___ SUPPLIED MATERIAL ___

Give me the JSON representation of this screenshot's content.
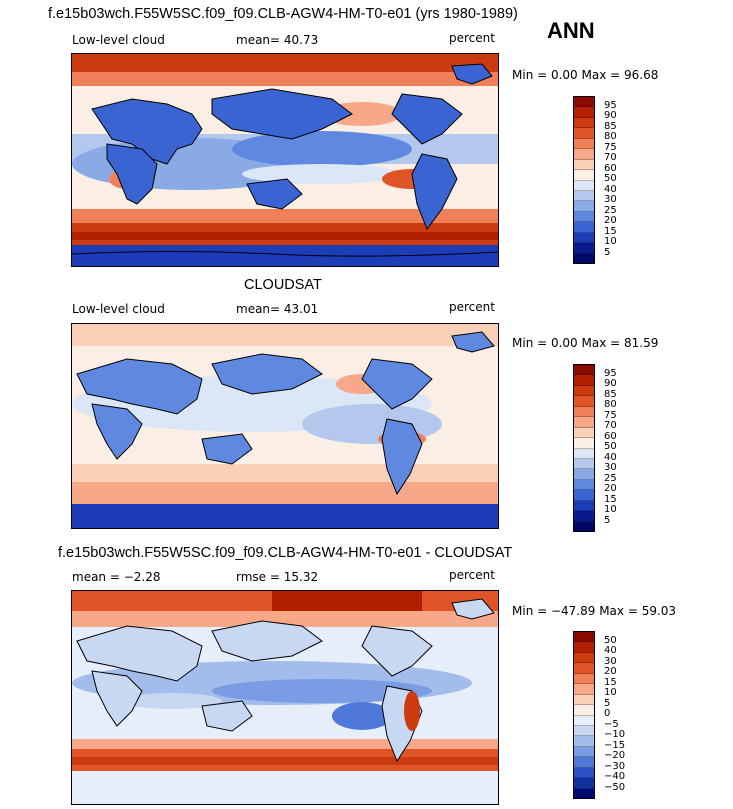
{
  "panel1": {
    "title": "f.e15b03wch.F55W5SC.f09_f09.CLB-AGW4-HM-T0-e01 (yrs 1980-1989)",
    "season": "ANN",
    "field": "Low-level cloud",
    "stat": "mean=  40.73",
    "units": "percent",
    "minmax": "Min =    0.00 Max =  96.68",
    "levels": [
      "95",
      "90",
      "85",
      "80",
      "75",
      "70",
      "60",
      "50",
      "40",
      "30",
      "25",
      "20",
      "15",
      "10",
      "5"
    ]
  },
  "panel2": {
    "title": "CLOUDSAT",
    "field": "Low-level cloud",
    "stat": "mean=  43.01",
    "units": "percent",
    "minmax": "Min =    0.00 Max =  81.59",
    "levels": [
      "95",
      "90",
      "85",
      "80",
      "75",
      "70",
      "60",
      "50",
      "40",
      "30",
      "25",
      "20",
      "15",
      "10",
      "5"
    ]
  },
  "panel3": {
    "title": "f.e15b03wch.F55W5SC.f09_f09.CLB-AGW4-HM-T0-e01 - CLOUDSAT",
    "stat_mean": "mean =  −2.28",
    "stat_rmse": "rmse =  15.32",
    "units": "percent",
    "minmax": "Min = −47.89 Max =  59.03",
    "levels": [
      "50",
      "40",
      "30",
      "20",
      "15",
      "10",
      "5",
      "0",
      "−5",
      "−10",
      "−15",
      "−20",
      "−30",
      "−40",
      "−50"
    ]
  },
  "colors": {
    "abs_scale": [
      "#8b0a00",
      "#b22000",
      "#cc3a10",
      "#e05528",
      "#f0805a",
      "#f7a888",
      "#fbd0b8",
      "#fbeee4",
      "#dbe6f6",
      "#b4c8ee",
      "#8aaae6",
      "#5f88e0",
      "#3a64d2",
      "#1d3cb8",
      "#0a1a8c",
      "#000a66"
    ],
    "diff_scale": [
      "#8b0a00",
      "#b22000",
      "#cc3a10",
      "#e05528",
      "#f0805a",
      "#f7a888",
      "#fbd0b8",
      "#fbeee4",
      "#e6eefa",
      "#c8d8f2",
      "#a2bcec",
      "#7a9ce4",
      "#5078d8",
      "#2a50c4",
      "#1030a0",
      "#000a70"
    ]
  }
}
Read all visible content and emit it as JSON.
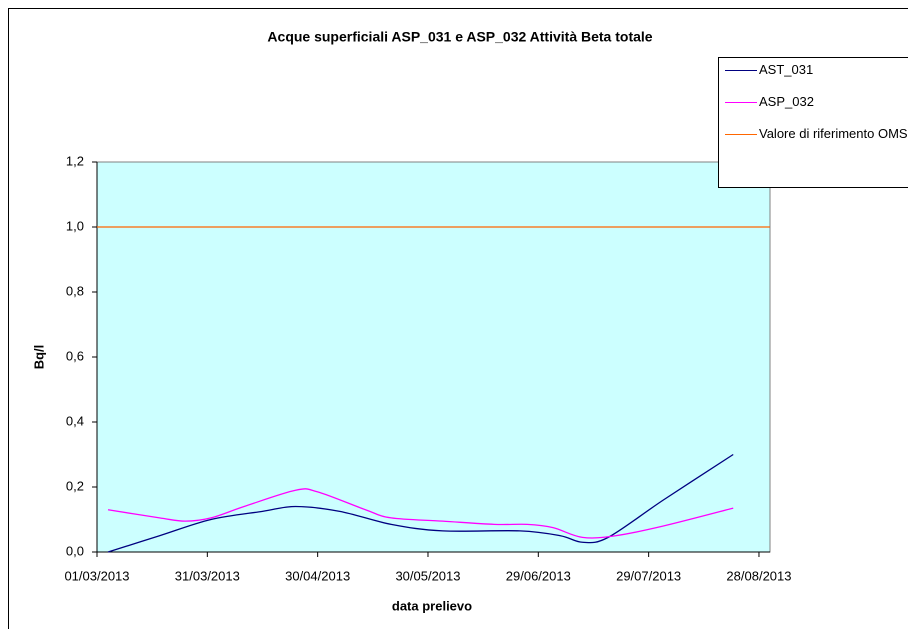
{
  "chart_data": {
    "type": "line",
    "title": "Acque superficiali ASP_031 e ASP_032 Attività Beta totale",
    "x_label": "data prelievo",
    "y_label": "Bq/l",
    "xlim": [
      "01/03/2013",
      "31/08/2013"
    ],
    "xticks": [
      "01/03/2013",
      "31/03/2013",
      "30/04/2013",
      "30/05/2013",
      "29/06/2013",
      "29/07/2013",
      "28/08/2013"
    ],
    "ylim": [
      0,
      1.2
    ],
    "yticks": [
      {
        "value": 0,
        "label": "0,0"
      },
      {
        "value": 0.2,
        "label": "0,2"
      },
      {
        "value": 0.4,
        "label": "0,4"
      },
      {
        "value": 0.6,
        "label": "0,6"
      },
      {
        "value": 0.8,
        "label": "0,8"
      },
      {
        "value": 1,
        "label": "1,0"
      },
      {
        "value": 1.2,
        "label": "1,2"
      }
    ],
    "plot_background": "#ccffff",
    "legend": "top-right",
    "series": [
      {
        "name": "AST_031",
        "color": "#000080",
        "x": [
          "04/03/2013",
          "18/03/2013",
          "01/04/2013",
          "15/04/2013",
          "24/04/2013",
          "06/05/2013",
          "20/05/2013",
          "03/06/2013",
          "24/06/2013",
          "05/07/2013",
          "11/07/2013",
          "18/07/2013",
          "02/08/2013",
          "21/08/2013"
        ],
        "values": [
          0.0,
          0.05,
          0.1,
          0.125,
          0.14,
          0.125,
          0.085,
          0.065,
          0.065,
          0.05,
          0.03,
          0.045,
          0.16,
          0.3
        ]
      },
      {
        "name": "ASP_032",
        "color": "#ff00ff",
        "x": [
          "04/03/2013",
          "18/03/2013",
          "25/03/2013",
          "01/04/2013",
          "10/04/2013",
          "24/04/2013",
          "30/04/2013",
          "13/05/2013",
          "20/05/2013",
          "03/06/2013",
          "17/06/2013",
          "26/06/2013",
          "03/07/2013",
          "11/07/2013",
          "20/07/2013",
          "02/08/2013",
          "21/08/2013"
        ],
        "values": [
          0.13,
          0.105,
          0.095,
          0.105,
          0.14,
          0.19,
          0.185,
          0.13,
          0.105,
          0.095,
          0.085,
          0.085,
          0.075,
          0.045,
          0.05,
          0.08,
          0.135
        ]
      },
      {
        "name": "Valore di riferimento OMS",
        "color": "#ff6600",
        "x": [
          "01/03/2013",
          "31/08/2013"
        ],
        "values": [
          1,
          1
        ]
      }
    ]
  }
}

___
___ SUPPLIED MATERIAL ___

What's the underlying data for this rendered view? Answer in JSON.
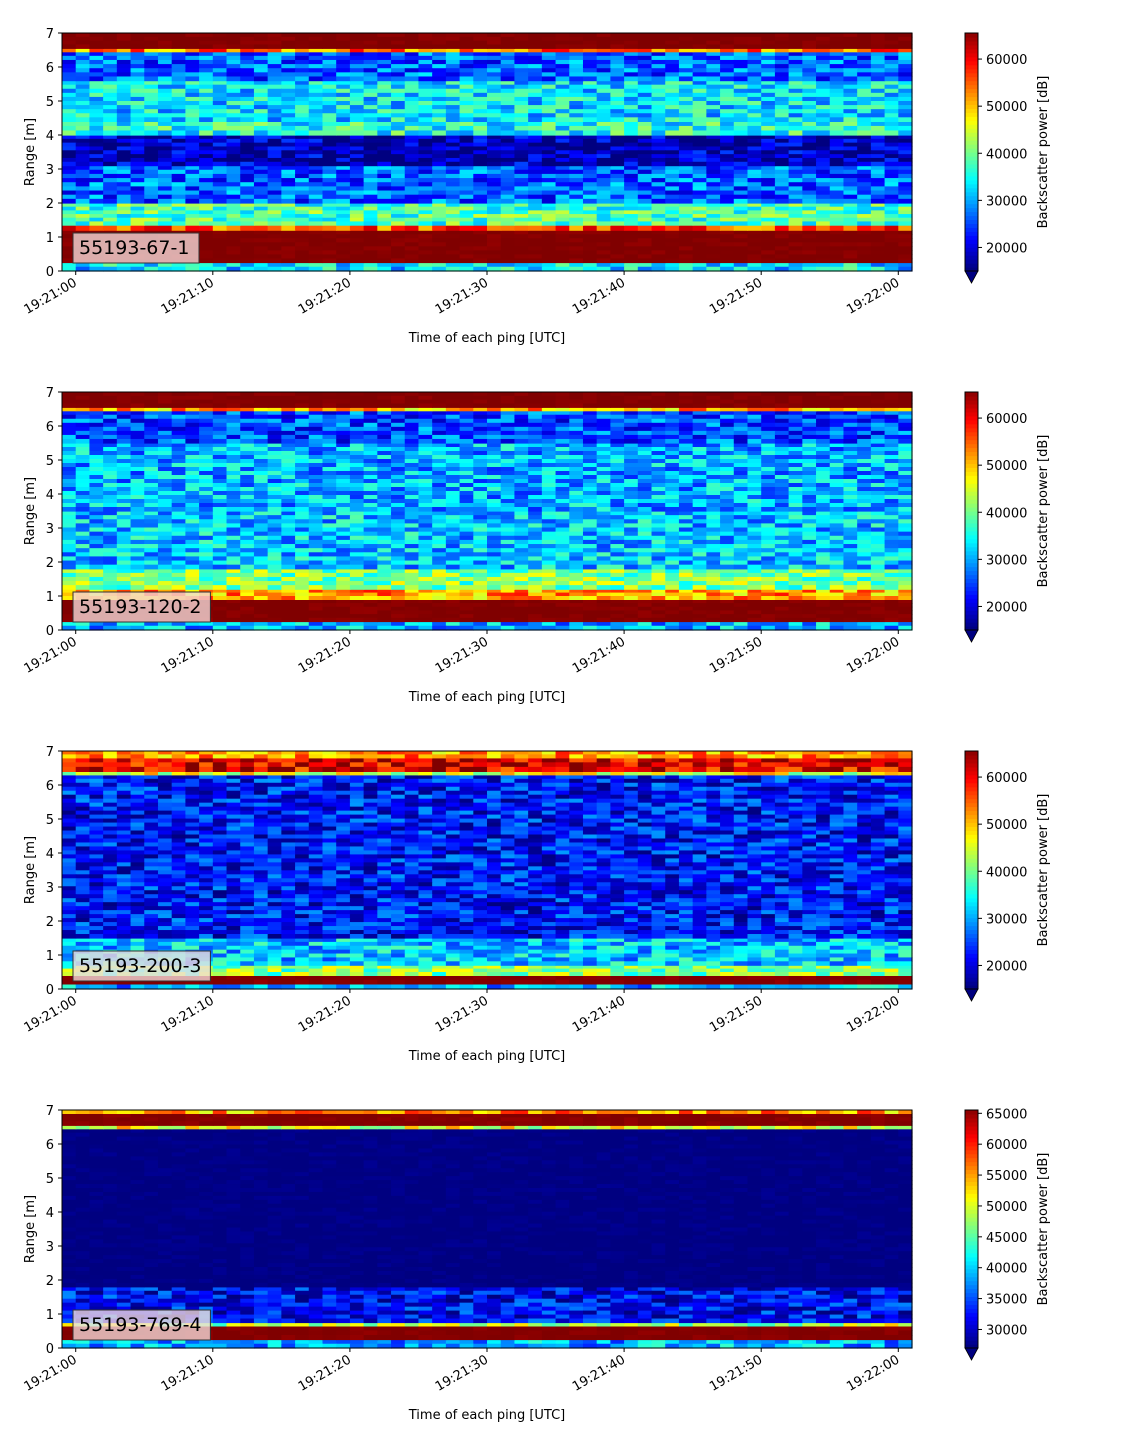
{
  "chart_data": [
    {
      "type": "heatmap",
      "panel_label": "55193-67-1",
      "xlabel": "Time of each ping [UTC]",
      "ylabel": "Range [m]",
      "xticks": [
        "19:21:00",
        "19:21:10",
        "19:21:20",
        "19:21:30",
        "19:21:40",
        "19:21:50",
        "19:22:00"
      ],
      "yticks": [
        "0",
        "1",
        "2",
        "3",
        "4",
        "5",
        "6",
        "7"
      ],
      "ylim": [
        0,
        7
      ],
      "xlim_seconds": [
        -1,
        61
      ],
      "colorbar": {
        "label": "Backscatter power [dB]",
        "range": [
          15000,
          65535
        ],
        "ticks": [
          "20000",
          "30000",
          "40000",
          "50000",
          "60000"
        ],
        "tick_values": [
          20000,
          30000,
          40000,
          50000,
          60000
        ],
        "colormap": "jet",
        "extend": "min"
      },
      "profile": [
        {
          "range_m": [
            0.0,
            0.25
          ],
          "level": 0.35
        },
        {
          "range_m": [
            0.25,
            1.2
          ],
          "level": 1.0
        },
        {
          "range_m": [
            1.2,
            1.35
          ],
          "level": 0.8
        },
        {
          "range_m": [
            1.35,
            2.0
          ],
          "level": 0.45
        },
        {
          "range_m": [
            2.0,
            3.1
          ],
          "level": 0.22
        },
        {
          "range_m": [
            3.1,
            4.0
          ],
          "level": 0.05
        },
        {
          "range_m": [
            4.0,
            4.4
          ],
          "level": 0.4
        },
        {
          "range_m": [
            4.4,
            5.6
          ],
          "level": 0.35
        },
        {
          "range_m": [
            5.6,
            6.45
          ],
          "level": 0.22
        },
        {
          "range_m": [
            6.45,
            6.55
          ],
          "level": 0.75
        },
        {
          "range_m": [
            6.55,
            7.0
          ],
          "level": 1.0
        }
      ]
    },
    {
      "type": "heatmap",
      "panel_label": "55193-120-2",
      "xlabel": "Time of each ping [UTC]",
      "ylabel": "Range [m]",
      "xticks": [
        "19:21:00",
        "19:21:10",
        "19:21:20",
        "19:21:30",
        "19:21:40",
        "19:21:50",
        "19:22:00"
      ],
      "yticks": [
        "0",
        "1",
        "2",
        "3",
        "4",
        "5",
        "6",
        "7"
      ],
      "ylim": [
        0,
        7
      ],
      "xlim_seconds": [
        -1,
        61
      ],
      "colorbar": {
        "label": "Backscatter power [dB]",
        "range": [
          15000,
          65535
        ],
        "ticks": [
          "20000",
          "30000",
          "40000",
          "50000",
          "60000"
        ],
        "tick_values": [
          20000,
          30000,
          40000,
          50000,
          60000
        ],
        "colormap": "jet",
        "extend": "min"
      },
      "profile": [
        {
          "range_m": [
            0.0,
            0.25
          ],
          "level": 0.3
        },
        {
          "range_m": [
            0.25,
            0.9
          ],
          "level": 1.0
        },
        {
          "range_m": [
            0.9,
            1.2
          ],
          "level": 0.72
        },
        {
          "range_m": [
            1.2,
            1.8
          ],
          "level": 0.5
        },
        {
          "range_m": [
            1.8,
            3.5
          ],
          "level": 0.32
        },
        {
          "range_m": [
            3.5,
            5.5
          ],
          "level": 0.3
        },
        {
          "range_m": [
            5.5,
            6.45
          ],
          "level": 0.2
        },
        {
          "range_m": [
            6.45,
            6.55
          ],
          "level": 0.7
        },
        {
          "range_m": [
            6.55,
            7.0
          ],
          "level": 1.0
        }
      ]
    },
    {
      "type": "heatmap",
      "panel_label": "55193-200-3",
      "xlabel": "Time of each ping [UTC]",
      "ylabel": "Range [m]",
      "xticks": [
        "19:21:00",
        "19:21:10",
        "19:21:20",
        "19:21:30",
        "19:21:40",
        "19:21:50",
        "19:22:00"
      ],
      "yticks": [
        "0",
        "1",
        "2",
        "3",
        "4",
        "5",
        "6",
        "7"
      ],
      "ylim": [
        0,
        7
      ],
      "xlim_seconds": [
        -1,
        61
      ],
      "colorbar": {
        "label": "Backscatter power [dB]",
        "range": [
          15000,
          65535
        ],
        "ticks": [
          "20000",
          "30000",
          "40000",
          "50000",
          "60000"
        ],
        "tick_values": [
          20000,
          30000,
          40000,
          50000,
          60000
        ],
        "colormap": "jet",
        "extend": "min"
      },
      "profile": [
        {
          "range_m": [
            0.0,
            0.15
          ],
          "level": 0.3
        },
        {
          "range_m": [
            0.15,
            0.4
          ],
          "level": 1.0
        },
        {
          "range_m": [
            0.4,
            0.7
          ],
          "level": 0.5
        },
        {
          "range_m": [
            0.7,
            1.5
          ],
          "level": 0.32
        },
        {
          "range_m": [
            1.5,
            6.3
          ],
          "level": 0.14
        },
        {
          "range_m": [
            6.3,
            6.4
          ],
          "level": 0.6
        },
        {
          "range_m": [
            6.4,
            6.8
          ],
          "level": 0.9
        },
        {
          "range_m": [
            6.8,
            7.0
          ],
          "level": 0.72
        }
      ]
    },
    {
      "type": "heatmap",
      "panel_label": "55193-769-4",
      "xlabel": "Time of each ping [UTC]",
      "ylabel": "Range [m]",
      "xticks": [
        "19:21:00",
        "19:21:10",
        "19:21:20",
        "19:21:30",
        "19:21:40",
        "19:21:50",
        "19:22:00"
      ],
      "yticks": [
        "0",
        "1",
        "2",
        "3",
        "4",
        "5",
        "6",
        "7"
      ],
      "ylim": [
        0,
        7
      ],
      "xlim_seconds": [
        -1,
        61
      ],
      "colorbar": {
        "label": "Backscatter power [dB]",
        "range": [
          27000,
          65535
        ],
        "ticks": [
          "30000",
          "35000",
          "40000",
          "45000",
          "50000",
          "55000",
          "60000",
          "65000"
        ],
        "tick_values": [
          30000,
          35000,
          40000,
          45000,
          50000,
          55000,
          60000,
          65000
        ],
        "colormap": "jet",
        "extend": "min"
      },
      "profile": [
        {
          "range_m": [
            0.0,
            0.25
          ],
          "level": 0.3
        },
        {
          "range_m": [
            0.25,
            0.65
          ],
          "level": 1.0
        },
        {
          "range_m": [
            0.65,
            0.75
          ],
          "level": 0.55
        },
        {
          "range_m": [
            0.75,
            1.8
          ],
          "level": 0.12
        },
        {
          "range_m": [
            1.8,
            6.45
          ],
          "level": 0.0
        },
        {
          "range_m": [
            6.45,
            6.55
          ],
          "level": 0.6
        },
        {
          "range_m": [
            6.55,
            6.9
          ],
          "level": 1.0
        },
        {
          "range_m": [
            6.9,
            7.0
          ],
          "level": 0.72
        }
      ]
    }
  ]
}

___
___ SUPPLIED MATERIAL ___

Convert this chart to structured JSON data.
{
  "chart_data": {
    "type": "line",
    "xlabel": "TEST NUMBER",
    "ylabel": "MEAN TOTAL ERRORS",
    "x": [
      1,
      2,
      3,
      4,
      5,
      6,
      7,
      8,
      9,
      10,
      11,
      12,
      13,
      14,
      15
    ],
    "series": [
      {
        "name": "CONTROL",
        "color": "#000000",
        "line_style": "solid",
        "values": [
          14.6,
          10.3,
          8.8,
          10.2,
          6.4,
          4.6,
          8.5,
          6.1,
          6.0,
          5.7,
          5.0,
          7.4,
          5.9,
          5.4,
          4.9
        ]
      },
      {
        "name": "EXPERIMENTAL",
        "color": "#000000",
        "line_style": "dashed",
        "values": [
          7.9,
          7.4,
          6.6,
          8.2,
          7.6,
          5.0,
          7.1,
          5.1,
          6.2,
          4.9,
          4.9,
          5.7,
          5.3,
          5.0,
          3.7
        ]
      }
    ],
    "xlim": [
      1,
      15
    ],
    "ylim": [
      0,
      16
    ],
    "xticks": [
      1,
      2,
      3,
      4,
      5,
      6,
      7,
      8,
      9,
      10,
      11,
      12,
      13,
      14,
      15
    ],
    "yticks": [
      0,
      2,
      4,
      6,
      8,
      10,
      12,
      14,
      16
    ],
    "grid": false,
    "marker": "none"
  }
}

___

Return each line of the listing that holds the string "CLOUDSAT".

    "title": "CLOUDSAT",
    "title": "f.e15b03wch.F55W5SC.f09_f09.CLB-AGW4-HM-T0-e01 - CLOUDSAT",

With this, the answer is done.